Written problem
Write the data out again exactly, dropping any images it holds.

Material provided
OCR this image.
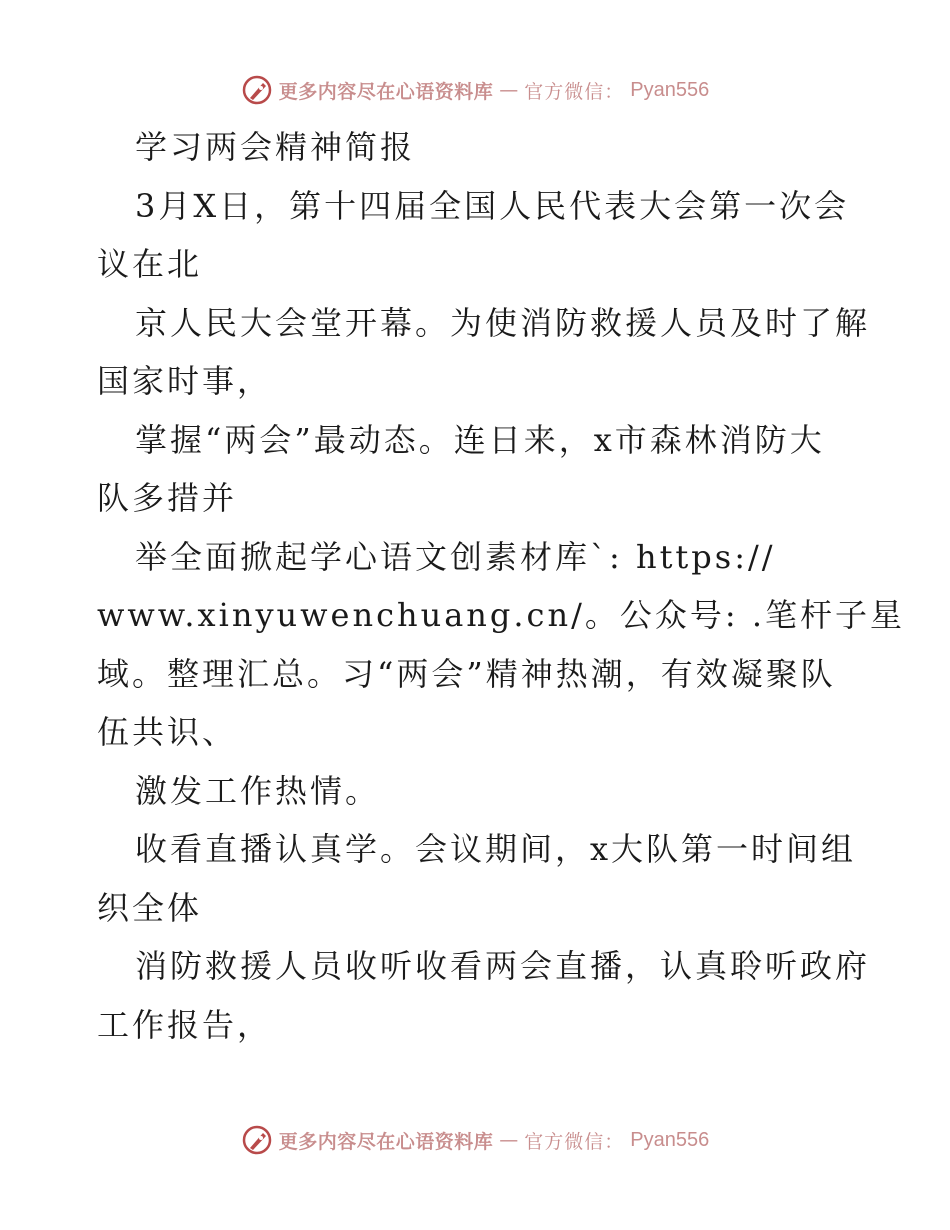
更多内容尽在心语资料库 — 官方微信： Pyan556
学习两会精神简报
3月X日，第十四届全国人民代表大会第一次会
议在北
京人民大会堂开幕。为使消防救援人员及时了解
国家时事，
掌握“两会”最动态。连日来，x市森林消防大
队多措并
举全面掀起学心语文创素材库`: https://
www.xinyuwenchuang.cn/。公众号: .笔杆子星
域。整理汇总。习“两会”精神热潮，有效凝聚队
伍共识、
激发工作热情。
收看直播认真学。会议期间，x大队第一时间组
织全体
消防救援人员收听收看两会直播，认真聆听政府
工作报告，
更多内容尽在心语资料库 — 官方微信： Pyan556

Answer for this exercise
OCR this image.
更多内容尽在心语资料库 — 官方微信： Pyan556
学习两会精神简报
3月X日，第十四届全国人民代表大会第一次会
议在北
京人民大会堂开幕。为使消防救援人员及时了解
国家时事，
掌握“两会”最动态。连日来，x市森林消防大
队多措并
举全面掀起学心语文创素材库`: https://
www.xinyuwenchuang.cn/。公众号: .笔杆子星
域。整理汇总。习“两会”精神热潮，有效凝聚队
伍共识、
激发工作热情。
收看直播认真学。会议期间，x大队第一时间组
织全体
消防救援人员收听收看两会直播，认真聆听政府
工作报告，
更多内容尽在心语资料库 — 官方微信： Pyan556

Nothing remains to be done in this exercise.